# Document:
»»

At the ongoing Cannes Film Festival, India has a much better presence this year compared to last few years. So we are back with our regular post to track all the Cannes buzz that the desi films are creating there.
Anurag Kashyap’s film Ugly had its screening in the Directors’ Fortnight section. Some of the early reviews are out.
– The Holly Reporter review is here
Kashyap’s nasty point is that, between violence, greed and corruption, just about no one is innocent in the end. Certainly all the characters are selfish beyond belief. This existential cynicism hits home in the horrific crime revealed in the last shot, But by that time, the emotions feel light years away.
– Translated text of French review on Telerama is here.
Heavy, unbearable. Surprising to the end, vitriolic portrait of contemporary India…
– Twitchfilm review is here
Really, the more divisive issue of the film will be the content itself, and audiences willingness to spend so much time watching greedy, ruthless and often idiotic people going from bad to bottom of the barrel. The ending may be a potential deal-breaker for some too, and while I can’t argue in detail without spoiling it, my sleep-deprived Cannes impression is that the haunting final shot effectively hammers home the moral center of the movie rather than functioning as the cheap, shock-value alternative. In fact, reflecting on the way Kashyap handled the rest of the film, specifically spurts of intentional violence, I do feel that there was a sympathetic voice in the film — it was just behind the camera instead of in front of it.
– The Hindu’s report on the film is here.
“The first 10 minutes of the film have to do with my own life when I depict the relations between the divorced father and his little girl. But the rest of the film came about after I read about the disappearance of children in India.
– Screendaily review is here.
After the five-and-a-bit-hour gangland epic Gangs Of Wasseypur, the godfather of the Indian commercial arthouse sector, Anurag Kashyap, serves up a slimline two-hour hard-boiled crime thriller with Ugly. But the running time is the only thing that’s restrained about this lazy kidnap caper, whose hints of Fargo, echoes of Old Boy and touches of Tarantino are compromised by the story’s sprawling lack of discipline.
Mubi’s short review is here.
The dissonance between the tone of the highly mobile plotting with its harsh and justified moral judgement of everyone in the film and the unconscious, conventionally acted characters break the film’s sinister, society-flailing vision. Thus Ugly‘s interest is more academic than actual—perhaps a failed experiment—and while its disappointing inconsistency instills dullness, it also provokes a strange and blistering series of events, each unfolding in shocking succession.

««

# Request A:
In the rows below, set down unchanged every line starting at the one containing "Patent image size: (905, 597)." and stopping after the one containing "The region 156 is at (746, 458).".

# Input data:
»»

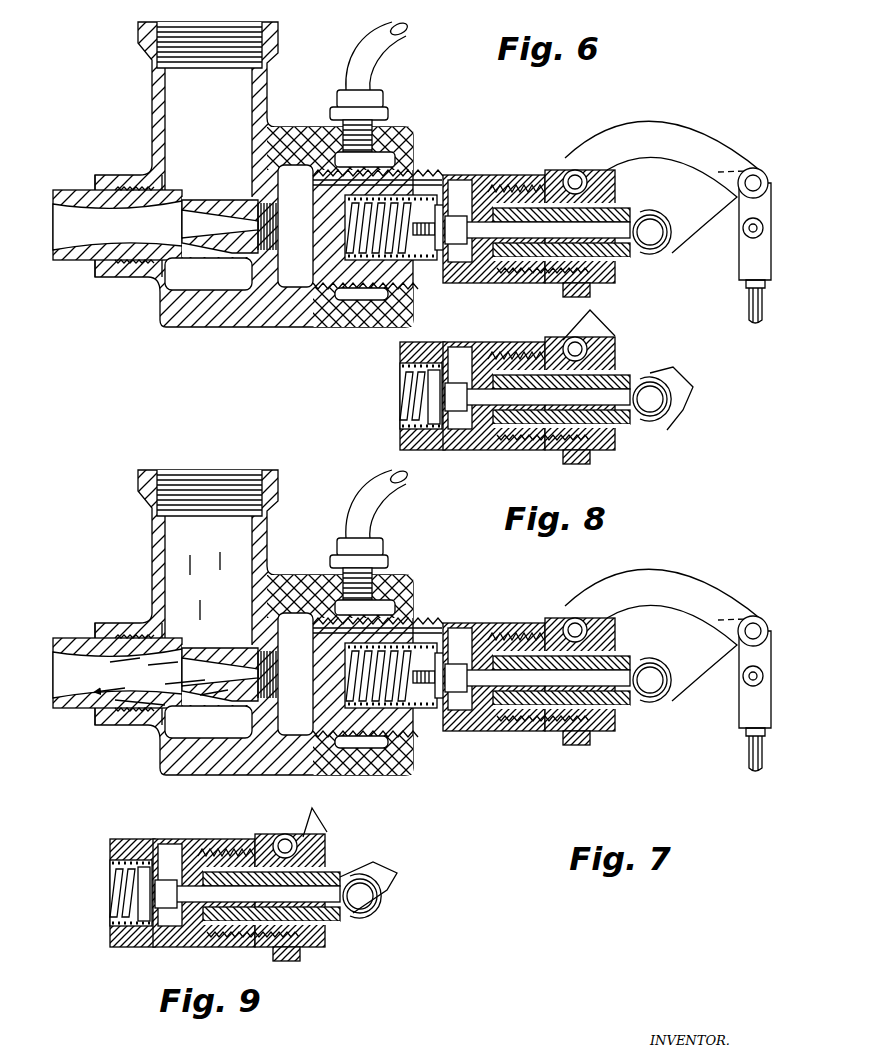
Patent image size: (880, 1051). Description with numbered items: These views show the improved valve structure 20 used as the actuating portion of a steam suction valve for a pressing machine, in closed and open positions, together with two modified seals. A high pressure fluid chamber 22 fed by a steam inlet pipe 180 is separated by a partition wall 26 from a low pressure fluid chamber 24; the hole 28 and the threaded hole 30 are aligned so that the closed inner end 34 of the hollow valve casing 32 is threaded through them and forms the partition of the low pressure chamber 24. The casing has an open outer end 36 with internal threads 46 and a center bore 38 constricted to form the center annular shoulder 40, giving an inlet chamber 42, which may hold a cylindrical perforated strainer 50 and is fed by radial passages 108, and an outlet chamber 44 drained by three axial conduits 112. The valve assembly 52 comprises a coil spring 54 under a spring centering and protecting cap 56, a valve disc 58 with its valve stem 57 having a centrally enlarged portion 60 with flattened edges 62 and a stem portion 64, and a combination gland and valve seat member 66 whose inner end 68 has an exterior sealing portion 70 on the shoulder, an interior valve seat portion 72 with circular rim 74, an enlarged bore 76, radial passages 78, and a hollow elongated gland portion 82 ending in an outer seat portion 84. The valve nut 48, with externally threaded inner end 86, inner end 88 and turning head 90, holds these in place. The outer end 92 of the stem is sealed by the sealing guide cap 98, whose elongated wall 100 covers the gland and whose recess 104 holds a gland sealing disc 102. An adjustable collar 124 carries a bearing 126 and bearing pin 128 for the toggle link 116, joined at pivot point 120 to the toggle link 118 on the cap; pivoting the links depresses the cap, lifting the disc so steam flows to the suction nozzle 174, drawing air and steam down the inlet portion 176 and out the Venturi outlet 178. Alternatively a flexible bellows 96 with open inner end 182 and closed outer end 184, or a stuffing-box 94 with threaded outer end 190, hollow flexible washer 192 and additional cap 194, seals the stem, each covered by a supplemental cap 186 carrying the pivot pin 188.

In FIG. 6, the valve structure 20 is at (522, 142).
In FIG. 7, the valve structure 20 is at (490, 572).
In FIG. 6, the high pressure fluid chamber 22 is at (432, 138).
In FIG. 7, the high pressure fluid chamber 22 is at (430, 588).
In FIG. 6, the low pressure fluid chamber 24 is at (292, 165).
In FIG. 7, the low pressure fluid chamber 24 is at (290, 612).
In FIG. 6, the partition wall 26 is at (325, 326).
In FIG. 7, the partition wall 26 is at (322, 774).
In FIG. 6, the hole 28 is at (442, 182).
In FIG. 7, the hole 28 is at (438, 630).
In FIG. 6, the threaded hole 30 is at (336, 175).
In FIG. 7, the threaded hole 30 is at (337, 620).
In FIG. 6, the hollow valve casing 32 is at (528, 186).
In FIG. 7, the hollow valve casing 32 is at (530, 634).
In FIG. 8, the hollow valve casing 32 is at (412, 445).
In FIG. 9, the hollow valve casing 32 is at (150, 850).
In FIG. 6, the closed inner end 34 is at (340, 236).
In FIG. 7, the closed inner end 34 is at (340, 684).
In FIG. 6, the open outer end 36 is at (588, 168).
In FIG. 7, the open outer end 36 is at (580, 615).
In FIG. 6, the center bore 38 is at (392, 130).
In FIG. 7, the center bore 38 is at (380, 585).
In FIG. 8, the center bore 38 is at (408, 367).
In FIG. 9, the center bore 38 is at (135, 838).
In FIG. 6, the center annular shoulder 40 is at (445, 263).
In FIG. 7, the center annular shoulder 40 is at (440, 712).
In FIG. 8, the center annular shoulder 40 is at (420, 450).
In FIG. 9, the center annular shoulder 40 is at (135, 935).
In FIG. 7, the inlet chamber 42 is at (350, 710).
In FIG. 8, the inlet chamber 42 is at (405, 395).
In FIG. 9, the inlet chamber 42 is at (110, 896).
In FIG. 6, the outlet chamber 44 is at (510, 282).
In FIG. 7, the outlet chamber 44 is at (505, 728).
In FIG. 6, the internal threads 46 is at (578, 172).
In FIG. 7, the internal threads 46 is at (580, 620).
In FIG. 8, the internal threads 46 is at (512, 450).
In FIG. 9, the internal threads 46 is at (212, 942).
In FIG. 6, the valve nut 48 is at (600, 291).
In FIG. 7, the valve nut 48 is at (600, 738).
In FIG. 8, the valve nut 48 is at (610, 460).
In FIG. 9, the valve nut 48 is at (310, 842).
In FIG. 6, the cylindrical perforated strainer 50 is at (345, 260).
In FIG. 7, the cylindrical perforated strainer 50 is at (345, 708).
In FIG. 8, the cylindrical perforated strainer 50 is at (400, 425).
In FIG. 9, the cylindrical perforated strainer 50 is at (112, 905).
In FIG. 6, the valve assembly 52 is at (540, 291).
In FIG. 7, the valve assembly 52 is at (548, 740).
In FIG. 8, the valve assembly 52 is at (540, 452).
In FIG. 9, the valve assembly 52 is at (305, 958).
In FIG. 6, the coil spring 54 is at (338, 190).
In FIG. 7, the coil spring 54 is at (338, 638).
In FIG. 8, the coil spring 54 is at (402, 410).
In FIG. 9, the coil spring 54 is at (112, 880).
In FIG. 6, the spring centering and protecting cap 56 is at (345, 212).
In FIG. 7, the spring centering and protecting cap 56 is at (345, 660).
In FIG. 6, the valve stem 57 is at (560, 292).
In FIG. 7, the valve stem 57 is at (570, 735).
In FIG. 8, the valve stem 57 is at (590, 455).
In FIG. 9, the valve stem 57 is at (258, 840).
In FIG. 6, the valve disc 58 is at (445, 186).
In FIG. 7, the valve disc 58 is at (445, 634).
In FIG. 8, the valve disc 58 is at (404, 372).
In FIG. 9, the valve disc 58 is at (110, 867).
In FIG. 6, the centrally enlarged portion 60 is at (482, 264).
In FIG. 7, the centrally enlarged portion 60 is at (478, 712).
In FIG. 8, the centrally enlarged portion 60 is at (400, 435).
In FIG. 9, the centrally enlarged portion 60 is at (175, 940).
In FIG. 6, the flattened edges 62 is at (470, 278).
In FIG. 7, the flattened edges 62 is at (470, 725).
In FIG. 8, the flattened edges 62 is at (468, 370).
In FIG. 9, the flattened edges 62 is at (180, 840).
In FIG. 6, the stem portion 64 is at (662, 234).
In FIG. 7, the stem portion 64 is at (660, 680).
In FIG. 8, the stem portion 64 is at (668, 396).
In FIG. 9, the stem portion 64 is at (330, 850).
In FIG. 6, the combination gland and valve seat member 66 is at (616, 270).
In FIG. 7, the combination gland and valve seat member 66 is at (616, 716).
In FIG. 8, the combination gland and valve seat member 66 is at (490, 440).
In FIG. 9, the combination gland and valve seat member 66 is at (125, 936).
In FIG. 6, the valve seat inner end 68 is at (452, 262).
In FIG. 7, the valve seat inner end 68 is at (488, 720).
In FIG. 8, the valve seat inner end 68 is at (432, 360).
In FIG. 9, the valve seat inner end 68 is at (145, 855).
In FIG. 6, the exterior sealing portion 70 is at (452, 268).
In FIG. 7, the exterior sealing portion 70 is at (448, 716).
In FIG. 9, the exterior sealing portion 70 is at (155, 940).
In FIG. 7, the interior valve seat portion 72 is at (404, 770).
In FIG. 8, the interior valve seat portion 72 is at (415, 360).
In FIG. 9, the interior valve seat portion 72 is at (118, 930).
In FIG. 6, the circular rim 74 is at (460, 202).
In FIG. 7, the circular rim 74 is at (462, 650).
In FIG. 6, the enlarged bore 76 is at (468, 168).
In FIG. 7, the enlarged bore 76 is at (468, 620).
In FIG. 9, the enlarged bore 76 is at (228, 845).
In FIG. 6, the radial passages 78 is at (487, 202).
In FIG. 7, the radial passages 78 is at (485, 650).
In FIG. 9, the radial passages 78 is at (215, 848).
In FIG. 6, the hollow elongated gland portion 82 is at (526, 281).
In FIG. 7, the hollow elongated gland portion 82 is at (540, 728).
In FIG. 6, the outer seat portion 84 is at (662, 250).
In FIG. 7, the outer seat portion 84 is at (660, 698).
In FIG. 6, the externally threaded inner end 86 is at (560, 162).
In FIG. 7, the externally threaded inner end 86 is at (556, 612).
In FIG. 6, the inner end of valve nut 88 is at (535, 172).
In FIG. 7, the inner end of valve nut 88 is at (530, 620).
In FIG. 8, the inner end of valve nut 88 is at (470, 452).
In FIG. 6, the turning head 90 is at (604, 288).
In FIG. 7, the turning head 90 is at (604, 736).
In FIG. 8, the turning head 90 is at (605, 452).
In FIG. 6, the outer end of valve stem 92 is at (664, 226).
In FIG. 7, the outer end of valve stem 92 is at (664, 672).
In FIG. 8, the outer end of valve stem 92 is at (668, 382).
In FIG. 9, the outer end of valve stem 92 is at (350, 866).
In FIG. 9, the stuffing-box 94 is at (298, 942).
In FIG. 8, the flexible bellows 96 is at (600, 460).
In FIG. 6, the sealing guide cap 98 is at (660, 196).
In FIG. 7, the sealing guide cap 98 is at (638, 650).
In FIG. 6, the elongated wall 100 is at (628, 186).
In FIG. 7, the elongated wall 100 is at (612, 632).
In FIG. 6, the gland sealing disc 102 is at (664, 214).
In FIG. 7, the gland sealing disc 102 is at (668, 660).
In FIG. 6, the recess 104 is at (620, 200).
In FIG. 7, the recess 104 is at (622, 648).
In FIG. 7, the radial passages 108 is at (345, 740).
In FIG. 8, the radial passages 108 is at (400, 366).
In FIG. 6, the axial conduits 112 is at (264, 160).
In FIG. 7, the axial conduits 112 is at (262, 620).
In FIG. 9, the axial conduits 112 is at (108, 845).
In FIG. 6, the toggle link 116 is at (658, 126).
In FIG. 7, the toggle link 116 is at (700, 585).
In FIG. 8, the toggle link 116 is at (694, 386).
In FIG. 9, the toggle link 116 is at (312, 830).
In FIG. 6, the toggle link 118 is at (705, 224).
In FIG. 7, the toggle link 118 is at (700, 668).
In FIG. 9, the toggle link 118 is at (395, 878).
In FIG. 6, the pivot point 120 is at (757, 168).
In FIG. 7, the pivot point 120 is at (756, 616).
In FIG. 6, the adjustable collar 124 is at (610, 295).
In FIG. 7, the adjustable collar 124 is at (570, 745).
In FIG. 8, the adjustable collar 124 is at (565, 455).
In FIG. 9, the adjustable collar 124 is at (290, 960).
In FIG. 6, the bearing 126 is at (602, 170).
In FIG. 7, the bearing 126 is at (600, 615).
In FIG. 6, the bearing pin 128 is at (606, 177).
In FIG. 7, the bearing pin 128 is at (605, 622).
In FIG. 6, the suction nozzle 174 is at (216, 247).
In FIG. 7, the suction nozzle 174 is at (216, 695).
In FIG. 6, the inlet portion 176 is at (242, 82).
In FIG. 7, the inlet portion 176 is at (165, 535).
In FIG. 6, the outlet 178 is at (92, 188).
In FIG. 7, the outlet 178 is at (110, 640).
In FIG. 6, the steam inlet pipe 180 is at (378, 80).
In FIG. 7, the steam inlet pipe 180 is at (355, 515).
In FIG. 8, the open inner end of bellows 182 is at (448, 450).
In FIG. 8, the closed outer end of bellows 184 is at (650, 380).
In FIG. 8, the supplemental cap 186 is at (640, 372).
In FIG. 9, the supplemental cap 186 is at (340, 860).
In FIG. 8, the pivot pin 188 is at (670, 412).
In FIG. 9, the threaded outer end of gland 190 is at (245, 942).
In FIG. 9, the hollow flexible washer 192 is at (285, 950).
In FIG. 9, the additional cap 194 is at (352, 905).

««
»»

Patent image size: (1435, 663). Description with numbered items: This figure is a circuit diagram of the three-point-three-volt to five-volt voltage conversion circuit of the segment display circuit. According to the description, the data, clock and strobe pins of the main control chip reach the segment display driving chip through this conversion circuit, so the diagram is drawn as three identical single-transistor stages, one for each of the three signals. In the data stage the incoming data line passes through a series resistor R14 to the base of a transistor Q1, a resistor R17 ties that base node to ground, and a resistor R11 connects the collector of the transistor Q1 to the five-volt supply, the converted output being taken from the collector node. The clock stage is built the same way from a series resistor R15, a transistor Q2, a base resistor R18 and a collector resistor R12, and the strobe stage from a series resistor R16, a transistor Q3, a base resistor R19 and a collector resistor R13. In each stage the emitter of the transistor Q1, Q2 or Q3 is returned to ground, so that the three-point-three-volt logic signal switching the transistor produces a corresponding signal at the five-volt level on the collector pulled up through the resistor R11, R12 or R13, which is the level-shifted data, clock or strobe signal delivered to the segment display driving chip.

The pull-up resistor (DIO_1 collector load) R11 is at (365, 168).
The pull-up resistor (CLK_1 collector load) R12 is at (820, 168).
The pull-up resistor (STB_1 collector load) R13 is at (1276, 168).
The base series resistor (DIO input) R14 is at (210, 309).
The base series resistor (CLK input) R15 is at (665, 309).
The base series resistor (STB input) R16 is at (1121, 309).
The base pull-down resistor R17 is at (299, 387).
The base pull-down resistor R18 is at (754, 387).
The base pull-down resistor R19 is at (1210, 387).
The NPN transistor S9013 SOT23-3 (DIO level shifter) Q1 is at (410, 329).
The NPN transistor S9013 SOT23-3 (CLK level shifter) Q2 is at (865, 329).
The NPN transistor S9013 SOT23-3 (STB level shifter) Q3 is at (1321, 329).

««
»»

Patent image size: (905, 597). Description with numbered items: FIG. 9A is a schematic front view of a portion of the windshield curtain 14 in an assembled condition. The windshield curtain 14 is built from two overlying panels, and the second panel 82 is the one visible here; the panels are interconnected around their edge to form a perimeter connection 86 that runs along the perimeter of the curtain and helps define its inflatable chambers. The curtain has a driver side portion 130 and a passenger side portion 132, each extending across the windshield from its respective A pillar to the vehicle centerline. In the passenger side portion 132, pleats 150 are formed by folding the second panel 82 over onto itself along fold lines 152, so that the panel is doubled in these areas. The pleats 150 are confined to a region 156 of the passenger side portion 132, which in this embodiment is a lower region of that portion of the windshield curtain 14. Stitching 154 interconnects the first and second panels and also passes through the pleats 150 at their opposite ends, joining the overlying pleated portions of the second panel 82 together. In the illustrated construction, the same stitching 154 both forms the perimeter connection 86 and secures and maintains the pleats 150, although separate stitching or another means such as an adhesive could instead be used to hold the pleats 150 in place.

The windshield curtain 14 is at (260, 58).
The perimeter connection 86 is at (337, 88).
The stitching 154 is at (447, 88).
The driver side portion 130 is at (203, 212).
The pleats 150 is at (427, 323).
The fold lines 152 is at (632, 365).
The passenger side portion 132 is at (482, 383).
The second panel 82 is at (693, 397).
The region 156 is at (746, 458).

««

# Request B:
From the page on the Cannes reviews of Ugly, extract the passage that starts at the words "After the five-and-a-bit-hour" and stops after "lack of discipline.", copied without any changes.

# Exercise output A:
Patent image size: (905, 597). Description with numbered items: FIG. 9A is a schematic front view of a portion of the windshield curtain 14 in an assembled condition. The windshield curtain 14 is built from two overlying panels, and the second panel 82 is the one visible here; the panels are interconnected around their edge to form a perimeter connection 86 that runs along the perimeter of the curtain and helps define its inflatable chambers. The curtain has a driver side portion 130 and a passenger side portion 132, each extending across the windshield from its respective A pillar to the vehicle centerline. In the passenger side portion 132, pleats 150 are formed by folding the second panel 82 over onto itself along fold lines 152, so that the panel is doubled in these areas. The pleats 150 are confined to a region 156 of the passenger side portion 132, which in this embodiment is a lower region of that portion of the windshield curtain 14. Stitching 154 interconnects the first and second panels and also passes through the pleats 150 at their opposite ends, joining the overlying pleated portions of the second panel 82 together. In the illustrated construction, the same stitching 154 both forms the perimeter connection 86 and secures and maintains the pleats 150, although separate stitching or another means such as an adhesive could instead be used to hold the pleats 150 in place.

The windshield curtain 14 is at (260, 58).
The perimeter connection 86 is at (337, 88).
The stitching 154 is at (447, 88).
The driver side portion 130 is at (203, 212).
The pleats 150 is at (427, 323).
The fold lines 152 is at (632, 365).
The passenger side portion 132 is at (482, 383).
The second panel 82 is at (693, 397).
The region 156 is at (746, 458).

# Exercise output B:
After the five-and-a-bit-hour gangland epic Gangs Of Wasseypur, the godfather of the Indian commercial arthouse sector, Anurag Kashyap, serves up a slimline two-hour hard-boiled crime thriller with Ugly. But the running time is the only thing that’s restrained about this lazy kidnap caper, whose hints of Fargo, echoes of Old Boy and touches of Tarantino are compromised by the story’s sprawling lack of discipline.